**Input rows**
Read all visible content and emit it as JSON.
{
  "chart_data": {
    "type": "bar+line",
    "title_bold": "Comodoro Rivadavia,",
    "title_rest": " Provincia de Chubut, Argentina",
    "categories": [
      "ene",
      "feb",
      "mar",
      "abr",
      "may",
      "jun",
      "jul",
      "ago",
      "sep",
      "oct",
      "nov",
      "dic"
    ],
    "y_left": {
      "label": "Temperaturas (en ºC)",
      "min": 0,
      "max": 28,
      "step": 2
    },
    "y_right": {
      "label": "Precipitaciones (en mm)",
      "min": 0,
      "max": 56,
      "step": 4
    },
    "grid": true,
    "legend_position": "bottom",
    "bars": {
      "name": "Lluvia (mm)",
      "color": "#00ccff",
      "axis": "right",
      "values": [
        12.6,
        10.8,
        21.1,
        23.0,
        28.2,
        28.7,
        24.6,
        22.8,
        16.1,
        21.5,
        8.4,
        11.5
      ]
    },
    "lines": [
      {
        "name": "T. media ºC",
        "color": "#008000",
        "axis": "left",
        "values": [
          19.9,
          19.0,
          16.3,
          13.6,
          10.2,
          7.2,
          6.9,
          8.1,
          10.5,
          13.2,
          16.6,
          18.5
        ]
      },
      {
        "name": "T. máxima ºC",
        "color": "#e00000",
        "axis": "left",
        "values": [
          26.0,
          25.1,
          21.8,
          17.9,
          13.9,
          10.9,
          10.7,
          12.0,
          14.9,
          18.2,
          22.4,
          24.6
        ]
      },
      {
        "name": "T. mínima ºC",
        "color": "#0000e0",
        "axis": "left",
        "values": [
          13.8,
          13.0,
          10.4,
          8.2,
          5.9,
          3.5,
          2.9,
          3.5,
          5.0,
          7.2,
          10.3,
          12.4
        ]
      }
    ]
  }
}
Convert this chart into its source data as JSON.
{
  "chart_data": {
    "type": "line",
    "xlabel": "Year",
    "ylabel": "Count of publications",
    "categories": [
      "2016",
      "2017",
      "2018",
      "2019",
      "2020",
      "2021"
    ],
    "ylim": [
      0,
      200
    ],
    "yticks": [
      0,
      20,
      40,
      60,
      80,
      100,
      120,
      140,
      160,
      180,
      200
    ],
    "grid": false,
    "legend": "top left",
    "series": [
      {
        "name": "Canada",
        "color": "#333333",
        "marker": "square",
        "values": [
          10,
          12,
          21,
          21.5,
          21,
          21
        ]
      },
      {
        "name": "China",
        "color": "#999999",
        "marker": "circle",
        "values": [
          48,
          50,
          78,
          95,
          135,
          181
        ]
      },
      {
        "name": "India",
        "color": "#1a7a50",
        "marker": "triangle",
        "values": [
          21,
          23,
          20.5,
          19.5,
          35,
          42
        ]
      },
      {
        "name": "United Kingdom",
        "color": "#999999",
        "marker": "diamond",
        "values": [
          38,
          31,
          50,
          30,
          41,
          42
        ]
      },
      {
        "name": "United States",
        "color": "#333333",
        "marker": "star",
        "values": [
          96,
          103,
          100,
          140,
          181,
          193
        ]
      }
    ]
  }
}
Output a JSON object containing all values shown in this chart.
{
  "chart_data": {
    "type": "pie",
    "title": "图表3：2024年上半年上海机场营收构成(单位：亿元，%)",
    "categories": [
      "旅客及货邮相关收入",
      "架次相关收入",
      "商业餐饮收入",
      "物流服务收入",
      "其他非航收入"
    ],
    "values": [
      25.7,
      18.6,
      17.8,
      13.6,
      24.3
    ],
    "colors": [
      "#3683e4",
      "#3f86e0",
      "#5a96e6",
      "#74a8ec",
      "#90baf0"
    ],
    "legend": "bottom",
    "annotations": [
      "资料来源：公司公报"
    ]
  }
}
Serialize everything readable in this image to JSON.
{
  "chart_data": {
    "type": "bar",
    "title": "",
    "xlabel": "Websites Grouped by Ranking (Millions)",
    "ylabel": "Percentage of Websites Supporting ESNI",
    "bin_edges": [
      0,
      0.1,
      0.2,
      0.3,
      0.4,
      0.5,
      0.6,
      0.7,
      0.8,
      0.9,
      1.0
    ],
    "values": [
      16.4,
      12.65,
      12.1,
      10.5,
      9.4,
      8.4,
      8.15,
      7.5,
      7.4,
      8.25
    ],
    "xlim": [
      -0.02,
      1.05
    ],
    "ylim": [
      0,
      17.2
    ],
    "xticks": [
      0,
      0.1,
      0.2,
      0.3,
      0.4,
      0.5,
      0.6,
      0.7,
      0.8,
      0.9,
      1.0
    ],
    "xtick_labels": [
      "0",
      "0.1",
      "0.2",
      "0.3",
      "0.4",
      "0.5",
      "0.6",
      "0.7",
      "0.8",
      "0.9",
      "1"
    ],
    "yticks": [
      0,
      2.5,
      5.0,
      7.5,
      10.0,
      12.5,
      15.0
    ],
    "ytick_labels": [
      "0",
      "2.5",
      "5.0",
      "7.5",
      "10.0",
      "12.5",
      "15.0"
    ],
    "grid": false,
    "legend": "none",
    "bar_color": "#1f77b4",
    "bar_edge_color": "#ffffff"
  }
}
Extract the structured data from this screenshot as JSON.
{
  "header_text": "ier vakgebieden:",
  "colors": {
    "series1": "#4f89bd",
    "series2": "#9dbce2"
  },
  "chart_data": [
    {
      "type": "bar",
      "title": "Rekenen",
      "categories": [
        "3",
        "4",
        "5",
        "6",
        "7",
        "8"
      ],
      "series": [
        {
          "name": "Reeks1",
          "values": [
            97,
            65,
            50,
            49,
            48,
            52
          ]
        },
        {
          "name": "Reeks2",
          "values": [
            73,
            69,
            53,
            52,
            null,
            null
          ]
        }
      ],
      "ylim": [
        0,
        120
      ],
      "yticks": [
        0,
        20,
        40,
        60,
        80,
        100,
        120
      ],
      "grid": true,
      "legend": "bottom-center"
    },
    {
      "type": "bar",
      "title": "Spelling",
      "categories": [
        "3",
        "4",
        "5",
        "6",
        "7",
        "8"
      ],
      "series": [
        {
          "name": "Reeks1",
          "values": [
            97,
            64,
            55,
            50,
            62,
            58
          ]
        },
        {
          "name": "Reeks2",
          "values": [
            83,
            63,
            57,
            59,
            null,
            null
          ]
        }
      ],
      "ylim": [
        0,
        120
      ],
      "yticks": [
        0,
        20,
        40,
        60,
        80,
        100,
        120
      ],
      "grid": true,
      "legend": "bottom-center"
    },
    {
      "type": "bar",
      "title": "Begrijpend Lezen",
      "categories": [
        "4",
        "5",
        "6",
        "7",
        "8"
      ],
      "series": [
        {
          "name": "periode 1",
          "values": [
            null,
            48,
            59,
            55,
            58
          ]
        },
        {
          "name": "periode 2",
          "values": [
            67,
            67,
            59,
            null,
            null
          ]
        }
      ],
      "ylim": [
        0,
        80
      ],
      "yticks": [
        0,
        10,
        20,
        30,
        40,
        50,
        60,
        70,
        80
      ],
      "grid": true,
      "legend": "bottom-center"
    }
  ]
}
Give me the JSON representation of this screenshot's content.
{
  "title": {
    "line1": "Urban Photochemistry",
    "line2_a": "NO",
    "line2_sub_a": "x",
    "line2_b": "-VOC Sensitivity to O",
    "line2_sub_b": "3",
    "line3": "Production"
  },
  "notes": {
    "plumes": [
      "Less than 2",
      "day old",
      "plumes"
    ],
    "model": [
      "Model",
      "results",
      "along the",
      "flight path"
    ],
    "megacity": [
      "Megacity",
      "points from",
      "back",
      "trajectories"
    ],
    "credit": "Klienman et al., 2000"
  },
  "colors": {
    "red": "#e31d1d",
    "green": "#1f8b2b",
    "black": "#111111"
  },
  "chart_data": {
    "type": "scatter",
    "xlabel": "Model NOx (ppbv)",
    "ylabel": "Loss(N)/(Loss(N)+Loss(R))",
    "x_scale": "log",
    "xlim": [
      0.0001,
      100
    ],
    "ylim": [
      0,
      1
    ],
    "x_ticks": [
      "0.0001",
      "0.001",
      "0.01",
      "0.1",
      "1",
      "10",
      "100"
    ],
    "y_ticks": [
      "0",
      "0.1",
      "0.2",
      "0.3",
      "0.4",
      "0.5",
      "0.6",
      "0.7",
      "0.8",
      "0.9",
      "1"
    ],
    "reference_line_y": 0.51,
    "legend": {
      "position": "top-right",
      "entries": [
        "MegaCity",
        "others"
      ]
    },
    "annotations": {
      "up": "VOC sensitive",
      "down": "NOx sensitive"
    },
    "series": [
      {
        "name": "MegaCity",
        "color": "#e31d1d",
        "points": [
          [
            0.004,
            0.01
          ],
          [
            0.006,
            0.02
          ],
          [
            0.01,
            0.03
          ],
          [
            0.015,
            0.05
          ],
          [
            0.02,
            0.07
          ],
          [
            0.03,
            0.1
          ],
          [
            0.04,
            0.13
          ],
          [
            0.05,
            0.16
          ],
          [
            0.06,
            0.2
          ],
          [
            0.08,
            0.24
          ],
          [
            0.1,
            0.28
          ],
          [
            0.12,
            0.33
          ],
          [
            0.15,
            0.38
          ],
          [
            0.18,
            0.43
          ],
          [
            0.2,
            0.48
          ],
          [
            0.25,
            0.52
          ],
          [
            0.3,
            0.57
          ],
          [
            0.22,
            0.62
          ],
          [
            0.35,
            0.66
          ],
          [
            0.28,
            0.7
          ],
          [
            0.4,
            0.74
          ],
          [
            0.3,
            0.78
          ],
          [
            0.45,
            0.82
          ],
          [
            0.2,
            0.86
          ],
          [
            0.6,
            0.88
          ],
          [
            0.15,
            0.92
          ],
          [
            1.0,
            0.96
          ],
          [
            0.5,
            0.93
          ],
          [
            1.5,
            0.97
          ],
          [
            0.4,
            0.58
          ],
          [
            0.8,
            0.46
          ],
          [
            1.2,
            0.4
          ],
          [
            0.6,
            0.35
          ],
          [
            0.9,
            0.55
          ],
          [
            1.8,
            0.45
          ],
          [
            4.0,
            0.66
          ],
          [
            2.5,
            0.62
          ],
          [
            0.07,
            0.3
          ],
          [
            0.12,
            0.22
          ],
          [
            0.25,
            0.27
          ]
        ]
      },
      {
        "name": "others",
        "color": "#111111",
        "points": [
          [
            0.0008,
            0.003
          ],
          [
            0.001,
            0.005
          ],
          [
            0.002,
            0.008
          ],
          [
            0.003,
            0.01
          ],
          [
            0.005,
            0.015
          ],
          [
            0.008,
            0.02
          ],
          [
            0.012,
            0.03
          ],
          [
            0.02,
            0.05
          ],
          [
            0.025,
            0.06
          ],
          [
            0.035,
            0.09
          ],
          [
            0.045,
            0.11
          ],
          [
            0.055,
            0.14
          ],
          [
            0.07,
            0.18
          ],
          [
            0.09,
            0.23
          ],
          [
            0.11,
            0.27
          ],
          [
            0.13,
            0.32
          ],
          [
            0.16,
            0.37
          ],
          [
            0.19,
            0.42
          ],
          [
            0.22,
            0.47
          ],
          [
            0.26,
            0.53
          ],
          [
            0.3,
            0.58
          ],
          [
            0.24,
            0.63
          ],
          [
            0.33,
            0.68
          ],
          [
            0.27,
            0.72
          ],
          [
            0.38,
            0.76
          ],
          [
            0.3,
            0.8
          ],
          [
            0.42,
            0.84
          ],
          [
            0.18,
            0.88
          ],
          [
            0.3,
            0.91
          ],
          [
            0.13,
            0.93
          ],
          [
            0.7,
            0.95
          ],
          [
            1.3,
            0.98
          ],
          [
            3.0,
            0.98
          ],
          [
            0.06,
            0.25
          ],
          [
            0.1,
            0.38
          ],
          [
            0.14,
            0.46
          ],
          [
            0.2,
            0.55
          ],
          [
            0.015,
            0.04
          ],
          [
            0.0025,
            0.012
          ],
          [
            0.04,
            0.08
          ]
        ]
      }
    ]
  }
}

**Prompt**
Locate all lines in the listing above with the word "from". Copy them.

**Result**
Extract the structured data from this screenshot as JSON.
      "points from",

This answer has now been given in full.